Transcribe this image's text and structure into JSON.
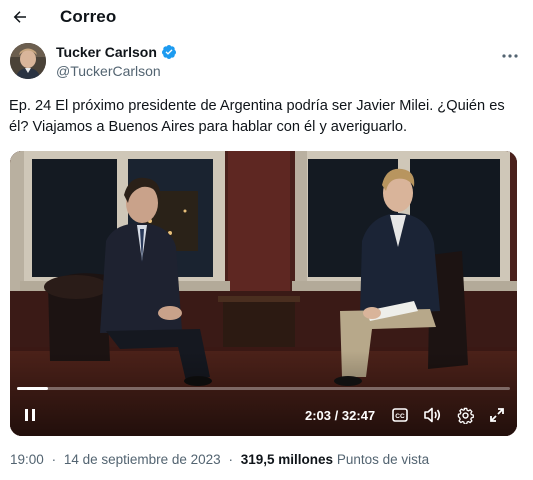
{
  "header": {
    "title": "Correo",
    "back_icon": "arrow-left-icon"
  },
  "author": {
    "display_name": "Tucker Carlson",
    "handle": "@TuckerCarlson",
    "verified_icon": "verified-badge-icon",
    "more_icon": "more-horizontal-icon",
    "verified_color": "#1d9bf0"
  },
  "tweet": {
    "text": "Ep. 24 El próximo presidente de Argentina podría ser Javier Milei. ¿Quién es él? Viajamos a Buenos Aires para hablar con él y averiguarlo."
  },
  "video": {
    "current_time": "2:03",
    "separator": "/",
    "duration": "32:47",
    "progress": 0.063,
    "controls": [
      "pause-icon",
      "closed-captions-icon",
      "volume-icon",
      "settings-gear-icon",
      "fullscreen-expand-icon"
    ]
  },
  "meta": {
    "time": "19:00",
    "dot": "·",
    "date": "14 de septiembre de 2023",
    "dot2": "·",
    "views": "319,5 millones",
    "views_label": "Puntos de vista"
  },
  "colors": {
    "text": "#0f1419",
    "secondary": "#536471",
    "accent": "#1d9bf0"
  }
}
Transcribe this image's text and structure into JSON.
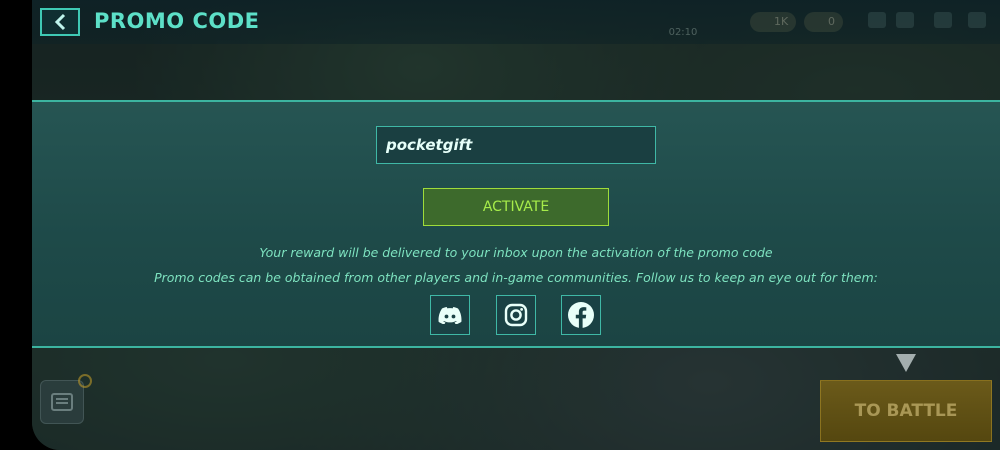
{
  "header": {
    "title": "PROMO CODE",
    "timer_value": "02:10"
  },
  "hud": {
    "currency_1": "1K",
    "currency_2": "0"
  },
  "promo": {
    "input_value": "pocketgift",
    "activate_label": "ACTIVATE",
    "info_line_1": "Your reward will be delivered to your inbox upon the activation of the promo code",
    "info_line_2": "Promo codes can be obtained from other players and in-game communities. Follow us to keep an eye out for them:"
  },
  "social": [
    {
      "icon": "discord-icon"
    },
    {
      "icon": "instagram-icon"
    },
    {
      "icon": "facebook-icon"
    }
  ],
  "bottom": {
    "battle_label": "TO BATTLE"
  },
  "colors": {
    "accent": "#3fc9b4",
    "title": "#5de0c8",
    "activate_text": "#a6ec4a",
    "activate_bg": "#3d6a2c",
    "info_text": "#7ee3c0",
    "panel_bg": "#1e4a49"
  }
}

* * *

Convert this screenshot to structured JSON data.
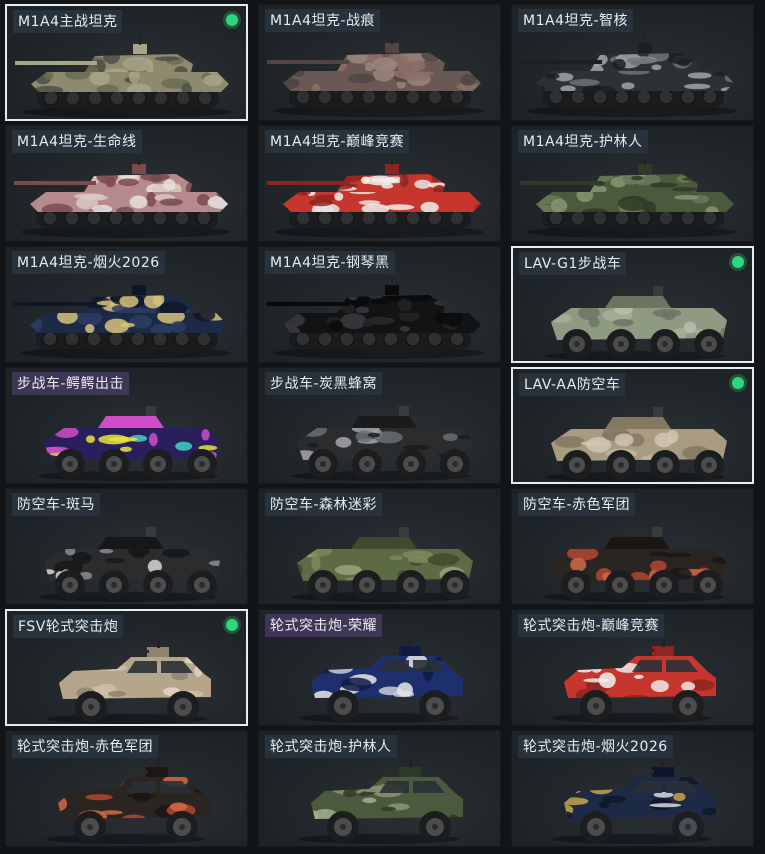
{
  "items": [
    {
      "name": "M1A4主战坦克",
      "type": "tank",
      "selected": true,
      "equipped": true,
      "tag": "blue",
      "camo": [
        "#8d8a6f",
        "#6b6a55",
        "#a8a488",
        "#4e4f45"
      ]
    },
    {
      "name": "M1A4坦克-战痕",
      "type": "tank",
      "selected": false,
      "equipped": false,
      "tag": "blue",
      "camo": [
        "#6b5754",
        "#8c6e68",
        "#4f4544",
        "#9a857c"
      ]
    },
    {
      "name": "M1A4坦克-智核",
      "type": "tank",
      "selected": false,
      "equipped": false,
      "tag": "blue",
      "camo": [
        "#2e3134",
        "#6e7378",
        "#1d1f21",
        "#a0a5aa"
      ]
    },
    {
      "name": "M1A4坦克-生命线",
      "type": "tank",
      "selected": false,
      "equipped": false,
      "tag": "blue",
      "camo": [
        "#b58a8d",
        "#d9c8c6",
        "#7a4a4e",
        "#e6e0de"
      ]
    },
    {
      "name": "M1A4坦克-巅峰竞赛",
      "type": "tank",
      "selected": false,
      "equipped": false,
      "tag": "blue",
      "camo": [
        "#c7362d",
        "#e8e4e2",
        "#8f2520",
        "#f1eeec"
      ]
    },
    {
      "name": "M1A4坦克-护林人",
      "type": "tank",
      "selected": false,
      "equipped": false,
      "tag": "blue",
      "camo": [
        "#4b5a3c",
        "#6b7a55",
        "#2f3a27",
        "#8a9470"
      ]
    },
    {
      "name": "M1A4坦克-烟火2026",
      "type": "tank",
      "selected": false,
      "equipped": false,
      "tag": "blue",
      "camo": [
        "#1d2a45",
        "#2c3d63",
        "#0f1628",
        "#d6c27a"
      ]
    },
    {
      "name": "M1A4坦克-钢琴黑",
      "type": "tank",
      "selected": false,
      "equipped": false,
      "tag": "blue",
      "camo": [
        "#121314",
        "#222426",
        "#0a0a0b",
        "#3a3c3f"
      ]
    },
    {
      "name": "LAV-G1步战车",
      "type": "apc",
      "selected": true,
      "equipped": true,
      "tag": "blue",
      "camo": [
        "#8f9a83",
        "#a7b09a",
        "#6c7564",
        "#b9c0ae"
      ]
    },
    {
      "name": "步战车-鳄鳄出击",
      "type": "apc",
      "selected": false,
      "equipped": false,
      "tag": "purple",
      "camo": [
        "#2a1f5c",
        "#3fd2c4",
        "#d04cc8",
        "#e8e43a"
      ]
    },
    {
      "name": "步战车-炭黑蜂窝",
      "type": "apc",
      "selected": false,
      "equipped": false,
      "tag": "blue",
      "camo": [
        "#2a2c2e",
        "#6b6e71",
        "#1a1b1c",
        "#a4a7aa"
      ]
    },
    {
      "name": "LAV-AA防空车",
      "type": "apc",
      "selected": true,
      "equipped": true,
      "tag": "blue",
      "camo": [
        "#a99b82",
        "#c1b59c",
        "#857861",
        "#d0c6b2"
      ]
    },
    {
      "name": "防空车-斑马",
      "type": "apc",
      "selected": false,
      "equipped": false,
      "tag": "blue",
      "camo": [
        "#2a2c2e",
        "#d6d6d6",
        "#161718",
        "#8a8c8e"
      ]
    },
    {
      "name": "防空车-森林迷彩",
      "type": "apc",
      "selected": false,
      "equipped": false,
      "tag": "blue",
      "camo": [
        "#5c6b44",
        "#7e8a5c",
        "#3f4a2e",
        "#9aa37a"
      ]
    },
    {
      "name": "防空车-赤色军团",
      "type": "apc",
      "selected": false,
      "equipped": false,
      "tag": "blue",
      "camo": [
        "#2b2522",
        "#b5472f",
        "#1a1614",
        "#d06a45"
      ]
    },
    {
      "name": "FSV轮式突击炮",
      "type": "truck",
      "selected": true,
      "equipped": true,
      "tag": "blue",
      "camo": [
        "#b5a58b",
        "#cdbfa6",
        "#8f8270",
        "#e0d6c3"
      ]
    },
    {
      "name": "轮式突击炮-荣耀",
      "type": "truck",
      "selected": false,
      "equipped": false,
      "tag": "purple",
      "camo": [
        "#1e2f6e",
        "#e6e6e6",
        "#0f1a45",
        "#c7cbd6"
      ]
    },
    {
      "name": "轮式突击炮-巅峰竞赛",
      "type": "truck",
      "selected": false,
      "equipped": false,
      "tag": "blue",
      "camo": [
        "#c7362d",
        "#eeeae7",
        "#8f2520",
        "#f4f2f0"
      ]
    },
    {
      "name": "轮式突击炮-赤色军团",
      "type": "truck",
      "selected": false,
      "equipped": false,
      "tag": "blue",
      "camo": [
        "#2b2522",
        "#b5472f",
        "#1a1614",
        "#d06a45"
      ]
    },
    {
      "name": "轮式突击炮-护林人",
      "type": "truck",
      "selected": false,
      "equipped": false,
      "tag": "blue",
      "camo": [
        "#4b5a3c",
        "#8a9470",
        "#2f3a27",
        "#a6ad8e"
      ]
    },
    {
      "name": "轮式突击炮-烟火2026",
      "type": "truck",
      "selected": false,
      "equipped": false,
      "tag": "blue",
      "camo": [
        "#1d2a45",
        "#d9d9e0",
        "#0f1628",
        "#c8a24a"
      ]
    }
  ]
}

### TASK DIRECTIONS
Wherever a line in the data above holds "icon", copy that line.

### THE SOLUTION
    "back_icon": "arrow-left-icon"
    "verified_icon": "verified-badge-icon",
    "more_icon": "more-horizontal-icon",
      "pause-icon",
      "closed-captions-icon",
      "volume-icon",
      "settings-gear-icon",
      "fullscreen-expand-icon"
      "icon": "discord-icon"
      "icon": "instagram-icon"
      "icon": "facebook-icon"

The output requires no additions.